Output the entries verbatim, including every line.

RECORD LIST:

____________

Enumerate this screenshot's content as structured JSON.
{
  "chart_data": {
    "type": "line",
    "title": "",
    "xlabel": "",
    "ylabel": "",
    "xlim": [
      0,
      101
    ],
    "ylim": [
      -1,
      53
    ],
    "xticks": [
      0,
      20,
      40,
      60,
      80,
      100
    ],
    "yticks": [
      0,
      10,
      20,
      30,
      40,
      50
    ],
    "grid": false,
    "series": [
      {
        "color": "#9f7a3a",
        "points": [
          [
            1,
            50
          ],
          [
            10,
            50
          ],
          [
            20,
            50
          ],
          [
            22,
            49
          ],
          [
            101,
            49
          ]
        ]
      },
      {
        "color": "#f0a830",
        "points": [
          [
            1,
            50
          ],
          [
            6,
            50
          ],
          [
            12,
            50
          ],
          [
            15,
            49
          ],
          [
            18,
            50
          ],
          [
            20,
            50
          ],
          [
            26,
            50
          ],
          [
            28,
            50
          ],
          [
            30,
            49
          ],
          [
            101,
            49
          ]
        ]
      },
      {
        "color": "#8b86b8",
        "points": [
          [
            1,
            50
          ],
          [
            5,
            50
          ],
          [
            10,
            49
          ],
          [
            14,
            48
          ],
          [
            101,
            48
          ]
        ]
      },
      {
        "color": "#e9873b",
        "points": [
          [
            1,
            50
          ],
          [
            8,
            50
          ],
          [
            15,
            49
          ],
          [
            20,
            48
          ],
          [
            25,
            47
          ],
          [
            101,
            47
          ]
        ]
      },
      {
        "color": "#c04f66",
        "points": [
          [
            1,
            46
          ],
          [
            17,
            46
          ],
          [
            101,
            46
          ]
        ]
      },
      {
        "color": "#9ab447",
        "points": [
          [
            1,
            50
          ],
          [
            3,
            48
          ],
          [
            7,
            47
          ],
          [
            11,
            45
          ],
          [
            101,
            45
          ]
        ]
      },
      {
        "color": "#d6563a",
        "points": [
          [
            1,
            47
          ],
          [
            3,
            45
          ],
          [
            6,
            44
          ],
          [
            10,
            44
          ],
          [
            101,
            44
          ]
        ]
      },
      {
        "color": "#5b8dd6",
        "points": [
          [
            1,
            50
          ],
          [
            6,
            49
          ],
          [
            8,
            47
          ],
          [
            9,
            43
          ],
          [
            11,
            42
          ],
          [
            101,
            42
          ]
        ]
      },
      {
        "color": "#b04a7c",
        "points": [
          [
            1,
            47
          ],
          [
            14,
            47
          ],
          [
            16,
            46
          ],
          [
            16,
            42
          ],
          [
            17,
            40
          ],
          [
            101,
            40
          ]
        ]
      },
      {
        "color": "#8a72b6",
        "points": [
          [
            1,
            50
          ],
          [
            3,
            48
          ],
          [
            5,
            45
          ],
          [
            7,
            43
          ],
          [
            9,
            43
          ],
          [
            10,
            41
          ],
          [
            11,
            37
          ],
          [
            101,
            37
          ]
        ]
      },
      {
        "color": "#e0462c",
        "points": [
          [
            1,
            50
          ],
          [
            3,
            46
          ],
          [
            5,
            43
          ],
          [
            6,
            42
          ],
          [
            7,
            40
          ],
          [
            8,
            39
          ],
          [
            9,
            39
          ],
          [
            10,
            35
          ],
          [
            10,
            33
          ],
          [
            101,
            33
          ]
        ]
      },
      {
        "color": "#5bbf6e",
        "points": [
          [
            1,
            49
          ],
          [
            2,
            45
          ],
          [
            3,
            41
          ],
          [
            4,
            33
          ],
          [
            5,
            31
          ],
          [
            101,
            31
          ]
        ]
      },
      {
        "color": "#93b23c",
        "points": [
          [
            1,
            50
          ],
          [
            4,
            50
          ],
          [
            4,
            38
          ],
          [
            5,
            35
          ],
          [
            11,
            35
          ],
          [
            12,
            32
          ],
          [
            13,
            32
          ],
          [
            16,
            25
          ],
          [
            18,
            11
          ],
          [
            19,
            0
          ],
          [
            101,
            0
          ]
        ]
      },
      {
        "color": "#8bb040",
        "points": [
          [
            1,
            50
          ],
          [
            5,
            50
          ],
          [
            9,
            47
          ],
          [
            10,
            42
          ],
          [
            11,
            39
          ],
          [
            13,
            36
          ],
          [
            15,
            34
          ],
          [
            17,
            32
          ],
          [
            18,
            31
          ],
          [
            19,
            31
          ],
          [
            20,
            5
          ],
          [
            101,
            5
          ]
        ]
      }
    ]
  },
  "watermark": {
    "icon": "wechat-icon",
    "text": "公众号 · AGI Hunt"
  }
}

____________

THE RESPONSE:
Enumerate this screenshot's content as structured JSON.
{
  "chart_data": {
    "type": "line",
    "title": "",
    "xlabel": "",
    "ylabel": "",
    "xlim": [
      0,
      101
    ],
    "ylim": [
      -1,
      53
    ],
    "xticks": [
      0,
      20,
      40,
      60,
      80,
      100
    ],
    "yticks": [
      0,
      10,
      20,
      30,
      40,
      50
    ],
    "grid": false,
    "series": [
      {
        "color": "#9f7a3a",
        "points": [
          [
            1,
            50
          ],
          [
            10,
            50
          ],
          [
            20,
            50
          ],
          [
            22,
            49
          ],
          [
            101,
            49
          ]
        ]
      },
      {
        "color": "#f0a830",
        "points": [
          [
            1,
            50
          ],
          [
            6,
            50
          ],
          [
            12,
            50
          ],
          [
            15,
            49
          ],
          [
            18,
            50
          ],
          [
            20,
            50
          ],
          [
            26,
            50
          ],
          [
            28,
            50
          ],
          [
            30,
            49
          ],
          [
            101,
            49
          ]
        ]
      },
      {
        "color": "#8b86b8",
        "points": [
          [
            1,
            50
          ],
          [
            5,
            50
          ],
          [
            10,
            49
          ],
          [
            14,
            48
          ],
          [
            101,
            48
          ]
        ]
      },
      {
        "color": "#e9873b",
        "points": [
          [
            1,
            50
          ],
          [
            8,
            50
          ],
          [
            15,
            49
          ],
          [
            20,
            48
          ],
          [
            25,
            47
          ],
          [
            101,
            47
          ]
        ]
      },
      {
        "color": "#c04f66",
        "points": [
          [
            1,
            46
          ],
          [
            17,
            46
          ],
          [
            101,
            46
          ]
        ]
      },
      {
        "color": "#9ab447",
        "points": [
          [
            1,
            50
          ],
          [
            3,
            48
          ],
          [
            7,
            47
          ],
          [
            11,
            45
          ],
          [
            101,
            45
          ]
        ]
      },
      {
        "color": "#d6563a",
        "points": [
          [
            1,
            47
          ],
          [
            3,
            45
          ],
          [
            6,
            44
          ],
          [
            10,
            44
          ],
          [
            101,
            44
          ]
        ]
      },
      {
        "color": "#5b8dd6",
        "points": [
          [
            1,
            50
          ],
          [
            6,
            49
          ],
          [
            8,
            47
          ],
          [
            9,
            43
          ],
          [
            11,
            42
          ],
          [
            101,
            42
          ]
        ]
      },
      {
        "color": "#b04a7c",
        "points": [
          [
            1,
            47
          ],
          [
            14,
            47
          ],
          [
            16,
            46
          ],
          [
            16,
            42
          ],
          [
            17,
            40
          ],
          [
            101,
            40
          ]
        ]
      },
      {
        "color": "#8a72b6",
        "points": [
          [
            1,
            50
          ],
          [
            3,
            48
          ],
          [
            5,
            45
          ],
          [
            7,
            43
          ],
          [
            9,
            43
          ],
          [
            10,
            41
          ],
          [
            11,
            37
          ],
          [
            101,
            37
          ]
        ]
      },
      {
        "color": "#e0462c",
        "points": [
          [
            1,
            50
          ],
          [
            3,
            46
          ],
          [
            5,
            43
          ],
          [
            6,
            42
          ],
          [
            7,
            40
          ],
          [
            8,
            39
          ],
          [
            9,
            39
          ],
          [
            10,
            35
          ],
          [
            10,
            33
          ],
          [
            101,
            33
          ]
        ]
      },
      {
        "color": "#5bbf6e",
        "points": [
          [
            1,
            49
          ],
          [
            2,
            45
          ],
          [
            3,
            41
          ],
          [
            4,
            33
          ],
          [
            5,
            31
          ],
          [
            101,
            31
          ]
        ]
      },
      {
        "color": "#93b23c",
        "points": [
          [
            1,
            50
          ],
          [
            4,
            50
          ],
          [
            4,
            38
          ],
          [
            5,
            35
          ],
          [
            11,
            35
          ],
          [
            12,
            32
          ],
          [
            13,
            32
          ],
          [
            16,
            25
          ],
          [
            18,
            11
          ],
          [
            19,
            0
          ],
          [
            101,
            0
          ]
        ]
      },
      {
        "color": "#8bb040",
        "points": [
          [
            1,
            50
          ],
          [
            5,
            50
          ],
          [
            9,
            47
          ],
          [
            10,
            42
          ],
          [
            11,
            39
          ],
          [
            13,
            36
          ],
          [
            15,
            34
          ],
          [
            17,
            32
          ],
          [
            18,
            31
          ],
          [
            19,
            31
          ],
          [
            20,
            5
          ],
          [
            101,
            5
          ]
        ]
      }
    ]
  },
  "watermark": {
    "icon": "wechat-icon",
    "text": "公众号 · AGI Hunt"
  }
}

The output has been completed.